=== RECORDS SUPPLIED ===
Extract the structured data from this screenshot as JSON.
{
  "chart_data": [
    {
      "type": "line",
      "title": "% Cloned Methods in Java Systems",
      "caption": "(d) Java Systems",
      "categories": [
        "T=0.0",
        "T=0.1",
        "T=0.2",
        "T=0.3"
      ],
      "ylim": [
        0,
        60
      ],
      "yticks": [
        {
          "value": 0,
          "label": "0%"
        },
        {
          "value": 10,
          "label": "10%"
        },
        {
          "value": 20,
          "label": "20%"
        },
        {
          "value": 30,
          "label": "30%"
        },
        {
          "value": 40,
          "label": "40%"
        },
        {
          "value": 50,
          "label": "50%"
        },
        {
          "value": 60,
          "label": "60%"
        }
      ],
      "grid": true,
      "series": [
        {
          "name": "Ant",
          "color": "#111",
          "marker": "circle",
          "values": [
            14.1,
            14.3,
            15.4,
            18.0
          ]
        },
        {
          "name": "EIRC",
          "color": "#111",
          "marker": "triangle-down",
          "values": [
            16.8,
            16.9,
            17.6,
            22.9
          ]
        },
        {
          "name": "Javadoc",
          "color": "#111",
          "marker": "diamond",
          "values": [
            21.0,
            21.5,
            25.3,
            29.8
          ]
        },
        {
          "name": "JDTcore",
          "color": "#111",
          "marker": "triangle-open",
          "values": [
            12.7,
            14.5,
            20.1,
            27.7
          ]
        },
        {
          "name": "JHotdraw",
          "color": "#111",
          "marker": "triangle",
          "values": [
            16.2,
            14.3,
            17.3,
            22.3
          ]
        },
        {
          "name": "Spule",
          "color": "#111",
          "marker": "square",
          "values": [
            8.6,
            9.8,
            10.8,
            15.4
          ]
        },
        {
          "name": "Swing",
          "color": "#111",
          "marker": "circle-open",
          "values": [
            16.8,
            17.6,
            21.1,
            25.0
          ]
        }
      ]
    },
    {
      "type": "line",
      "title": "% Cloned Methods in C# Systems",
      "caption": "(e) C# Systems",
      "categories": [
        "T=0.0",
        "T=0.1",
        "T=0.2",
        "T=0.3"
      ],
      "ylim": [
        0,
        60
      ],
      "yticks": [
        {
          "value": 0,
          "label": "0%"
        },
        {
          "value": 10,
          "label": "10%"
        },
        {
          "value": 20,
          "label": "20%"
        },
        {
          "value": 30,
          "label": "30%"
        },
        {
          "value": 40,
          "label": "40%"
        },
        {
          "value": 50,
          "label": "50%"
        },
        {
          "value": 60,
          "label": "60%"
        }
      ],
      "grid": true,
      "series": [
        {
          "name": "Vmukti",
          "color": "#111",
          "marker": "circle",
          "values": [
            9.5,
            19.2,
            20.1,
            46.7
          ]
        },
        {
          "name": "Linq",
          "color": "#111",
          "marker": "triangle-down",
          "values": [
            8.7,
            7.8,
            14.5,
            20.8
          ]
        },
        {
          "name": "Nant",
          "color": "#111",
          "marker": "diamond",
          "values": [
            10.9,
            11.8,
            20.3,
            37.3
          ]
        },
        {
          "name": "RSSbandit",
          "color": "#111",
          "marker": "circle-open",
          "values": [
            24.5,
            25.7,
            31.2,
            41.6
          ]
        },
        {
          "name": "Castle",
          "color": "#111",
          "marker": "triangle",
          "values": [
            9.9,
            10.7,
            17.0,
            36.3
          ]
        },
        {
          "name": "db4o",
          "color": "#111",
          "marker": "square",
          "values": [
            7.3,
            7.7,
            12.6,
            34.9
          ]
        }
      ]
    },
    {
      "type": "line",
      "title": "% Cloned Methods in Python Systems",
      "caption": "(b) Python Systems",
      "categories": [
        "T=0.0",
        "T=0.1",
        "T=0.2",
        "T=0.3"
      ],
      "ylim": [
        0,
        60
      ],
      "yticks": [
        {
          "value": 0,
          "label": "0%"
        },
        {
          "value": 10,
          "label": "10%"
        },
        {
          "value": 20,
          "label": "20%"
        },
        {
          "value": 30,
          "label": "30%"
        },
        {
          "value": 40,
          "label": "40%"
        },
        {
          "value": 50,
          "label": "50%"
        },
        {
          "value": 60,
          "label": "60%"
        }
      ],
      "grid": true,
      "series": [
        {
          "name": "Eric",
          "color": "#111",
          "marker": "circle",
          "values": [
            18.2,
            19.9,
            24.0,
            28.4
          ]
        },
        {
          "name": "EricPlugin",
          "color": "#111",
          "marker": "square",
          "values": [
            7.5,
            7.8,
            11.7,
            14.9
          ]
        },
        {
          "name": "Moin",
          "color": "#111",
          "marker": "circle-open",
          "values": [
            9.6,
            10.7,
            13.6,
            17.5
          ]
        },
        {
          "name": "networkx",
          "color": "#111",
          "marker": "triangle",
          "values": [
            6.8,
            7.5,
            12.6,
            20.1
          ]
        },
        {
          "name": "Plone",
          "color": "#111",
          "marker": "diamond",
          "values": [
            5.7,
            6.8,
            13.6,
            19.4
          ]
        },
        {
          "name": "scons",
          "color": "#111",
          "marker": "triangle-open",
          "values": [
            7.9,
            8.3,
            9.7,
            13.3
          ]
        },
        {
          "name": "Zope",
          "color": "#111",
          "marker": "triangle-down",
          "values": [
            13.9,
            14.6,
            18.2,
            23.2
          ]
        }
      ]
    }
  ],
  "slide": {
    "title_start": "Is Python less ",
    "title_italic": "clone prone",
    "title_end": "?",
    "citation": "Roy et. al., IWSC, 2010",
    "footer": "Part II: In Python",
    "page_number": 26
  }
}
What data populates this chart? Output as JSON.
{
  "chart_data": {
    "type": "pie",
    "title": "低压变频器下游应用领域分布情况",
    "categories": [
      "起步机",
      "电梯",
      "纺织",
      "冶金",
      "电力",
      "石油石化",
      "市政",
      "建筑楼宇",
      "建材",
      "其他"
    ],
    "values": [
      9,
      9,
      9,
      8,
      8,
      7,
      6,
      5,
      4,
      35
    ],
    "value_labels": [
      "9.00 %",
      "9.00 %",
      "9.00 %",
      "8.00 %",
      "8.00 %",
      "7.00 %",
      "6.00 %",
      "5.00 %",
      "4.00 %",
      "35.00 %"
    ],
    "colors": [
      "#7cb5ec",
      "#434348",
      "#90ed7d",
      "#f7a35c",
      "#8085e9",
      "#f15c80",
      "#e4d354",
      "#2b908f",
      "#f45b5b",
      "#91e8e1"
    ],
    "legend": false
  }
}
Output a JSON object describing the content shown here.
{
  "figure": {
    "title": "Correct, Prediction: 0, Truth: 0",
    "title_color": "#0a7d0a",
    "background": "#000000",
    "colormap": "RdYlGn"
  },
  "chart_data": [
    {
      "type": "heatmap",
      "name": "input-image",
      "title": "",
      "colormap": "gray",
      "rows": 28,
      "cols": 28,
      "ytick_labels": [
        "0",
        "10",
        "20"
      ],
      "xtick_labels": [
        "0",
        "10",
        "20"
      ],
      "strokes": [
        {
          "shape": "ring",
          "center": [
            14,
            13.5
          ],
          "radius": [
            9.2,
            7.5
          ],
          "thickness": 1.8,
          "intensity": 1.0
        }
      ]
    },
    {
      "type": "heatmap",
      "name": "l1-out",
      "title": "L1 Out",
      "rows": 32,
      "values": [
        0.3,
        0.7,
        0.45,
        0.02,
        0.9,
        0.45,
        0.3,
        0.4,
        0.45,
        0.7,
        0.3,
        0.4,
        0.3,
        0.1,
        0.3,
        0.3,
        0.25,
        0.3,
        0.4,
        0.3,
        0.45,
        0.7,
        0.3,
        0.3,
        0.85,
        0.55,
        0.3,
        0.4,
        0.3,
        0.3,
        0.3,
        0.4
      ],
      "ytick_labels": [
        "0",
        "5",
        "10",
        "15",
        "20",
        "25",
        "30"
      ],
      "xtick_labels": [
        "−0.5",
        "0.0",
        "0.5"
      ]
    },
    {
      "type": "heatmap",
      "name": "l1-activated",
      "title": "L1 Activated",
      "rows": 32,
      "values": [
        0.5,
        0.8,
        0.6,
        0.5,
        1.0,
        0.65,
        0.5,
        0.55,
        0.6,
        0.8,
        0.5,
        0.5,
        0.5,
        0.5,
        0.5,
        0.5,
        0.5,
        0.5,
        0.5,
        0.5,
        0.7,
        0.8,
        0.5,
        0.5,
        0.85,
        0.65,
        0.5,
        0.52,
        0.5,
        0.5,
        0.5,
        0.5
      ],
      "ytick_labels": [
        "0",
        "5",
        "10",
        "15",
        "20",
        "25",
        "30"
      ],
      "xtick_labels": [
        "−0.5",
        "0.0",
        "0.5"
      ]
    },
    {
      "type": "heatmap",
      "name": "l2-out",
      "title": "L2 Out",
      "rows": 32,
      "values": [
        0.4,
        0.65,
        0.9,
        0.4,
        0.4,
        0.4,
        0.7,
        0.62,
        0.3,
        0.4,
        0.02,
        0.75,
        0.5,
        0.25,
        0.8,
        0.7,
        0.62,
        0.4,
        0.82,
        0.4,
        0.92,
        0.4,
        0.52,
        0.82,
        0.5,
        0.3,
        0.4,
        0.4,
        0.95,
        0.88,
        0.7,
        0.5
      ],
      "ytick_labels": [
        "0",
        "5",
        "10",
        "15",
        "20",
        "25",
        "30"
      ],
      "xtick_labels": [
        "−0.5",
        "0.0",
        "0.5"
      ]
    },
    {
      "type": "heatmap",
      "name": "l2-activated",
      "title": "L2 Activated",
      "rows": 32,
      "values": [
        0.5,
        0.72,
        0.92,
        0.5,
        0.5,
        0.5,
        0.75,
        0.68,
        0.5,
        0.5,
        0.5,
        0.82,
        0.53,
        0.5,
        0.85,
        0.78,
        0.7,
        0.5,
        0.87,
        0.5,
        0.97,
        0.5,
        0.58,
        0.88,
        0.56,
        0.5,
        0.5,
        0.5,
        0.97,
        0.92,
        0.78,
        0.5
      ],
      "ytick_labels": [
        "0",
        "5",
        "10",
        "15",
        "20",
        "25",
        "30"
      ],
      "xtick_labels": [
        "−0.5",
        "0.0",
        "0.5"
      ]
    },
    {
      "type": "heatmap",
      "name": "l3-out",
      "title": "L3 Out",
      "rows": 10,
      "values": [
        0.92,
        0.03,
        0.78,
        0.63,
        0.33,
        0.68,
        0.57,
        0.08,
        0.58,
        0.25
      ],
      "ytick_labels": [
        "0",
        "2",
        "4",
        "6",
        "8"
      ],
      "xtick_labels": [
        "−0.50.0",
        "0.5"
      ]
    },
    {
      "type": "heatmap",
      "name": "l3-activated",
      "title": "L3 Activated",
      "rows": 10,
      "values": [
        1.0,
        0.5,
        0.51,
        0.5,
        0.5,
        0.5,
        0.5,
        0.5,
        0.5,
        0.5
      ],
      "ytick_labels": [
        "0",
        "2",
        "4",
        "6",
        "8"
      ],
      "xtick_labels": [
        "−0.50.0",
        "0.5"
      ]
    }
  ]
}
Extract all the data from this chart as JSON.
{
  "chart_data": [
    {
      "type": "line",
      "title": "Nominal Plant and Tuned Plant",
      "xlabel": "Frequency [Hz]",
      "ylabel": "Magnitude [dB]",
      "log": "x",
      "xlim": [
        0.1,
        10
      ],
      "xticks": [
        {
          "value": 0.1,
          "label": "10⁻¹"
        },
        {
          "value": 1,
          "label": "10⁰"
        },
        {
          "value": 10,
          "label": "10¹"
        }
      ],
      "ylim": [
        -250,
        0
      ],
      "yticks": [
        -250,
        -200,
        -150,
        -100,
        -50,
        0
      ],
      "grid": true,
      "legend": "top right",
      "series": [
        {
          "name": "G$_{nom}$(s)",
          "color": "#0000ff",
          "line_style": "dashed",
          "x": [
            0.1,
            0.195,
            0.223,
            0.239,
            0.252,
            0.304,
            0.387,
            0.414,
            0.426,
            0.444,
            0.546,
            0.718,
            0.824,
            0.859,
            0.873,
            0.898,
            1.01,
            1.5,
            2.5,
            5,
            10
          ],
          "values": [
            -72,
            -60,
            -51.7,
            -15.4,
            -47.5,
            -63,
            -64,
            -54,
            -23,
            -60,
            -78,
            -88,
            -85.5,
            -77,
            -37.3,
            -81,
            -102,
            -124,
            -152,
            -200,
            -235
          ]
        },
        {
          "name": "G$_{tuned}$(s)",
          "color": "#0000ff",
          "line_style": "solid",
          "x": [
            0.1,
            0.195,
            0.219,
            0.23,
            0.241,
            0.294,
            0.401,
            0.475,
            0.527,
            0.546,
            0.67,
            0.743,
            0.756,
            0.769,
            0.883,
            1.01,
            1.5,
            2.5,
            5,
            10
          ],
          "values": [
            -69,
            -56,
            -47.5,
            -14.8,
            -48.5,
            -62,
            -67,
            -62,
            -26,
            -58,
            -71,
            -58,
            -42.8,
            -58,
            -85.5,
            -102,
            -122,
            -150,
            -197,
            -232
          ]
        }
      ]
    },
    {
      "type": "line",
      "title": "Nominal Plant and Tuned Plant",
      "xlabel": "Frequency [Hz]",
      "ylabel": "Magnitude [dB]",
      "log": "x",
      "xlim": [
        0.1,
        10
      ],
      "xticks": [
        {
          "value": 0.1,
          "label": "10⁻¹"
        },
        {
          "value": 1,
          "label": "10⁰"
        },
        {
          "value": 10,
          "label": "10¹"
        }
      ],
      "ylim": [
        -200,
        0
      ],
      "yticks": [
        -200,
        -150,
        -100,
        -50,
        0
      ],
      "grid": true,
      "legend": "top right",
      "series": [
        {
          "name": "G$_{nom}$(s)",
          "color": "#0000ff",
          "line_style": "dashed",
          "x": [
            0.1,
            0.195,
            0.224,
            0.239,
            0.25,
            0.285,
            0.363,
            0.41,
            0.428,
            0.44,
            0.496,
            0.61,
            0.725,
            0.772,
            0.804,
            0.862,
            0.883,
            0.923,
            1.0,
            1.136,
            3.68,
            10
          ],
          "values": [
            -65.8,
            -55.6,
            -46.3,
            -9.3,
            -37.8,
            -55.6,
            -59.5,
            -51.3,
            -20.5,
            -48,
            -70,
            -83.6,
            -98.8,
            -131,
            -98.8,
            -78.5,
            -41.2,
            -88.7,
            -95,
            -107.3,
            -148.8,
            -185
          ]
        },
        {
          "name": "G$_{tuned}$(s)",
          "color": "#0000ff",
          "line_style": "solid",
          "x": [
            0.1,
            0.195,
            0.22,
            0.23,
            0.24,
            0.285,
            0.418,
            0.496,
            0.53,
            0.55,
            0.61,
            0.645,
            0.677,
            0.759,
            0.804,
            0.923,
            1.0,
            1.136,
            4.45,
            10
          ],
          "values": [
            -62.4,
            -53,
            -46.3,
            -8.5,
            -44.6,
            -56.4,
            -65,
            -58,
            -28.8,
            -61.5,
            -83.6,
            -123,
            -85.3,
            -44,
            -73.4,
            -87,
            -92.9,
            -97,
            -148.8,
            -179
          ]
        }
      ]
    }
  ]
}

=== THE TASK ===
Using the entries above, return each line in which the word "caption" occurs.

=== RESULT OF THE TASK ===
      "caption": "(d) Java Systems",
      "caption": "(e) C# Systems",
      "caption": "(b) Python Systems",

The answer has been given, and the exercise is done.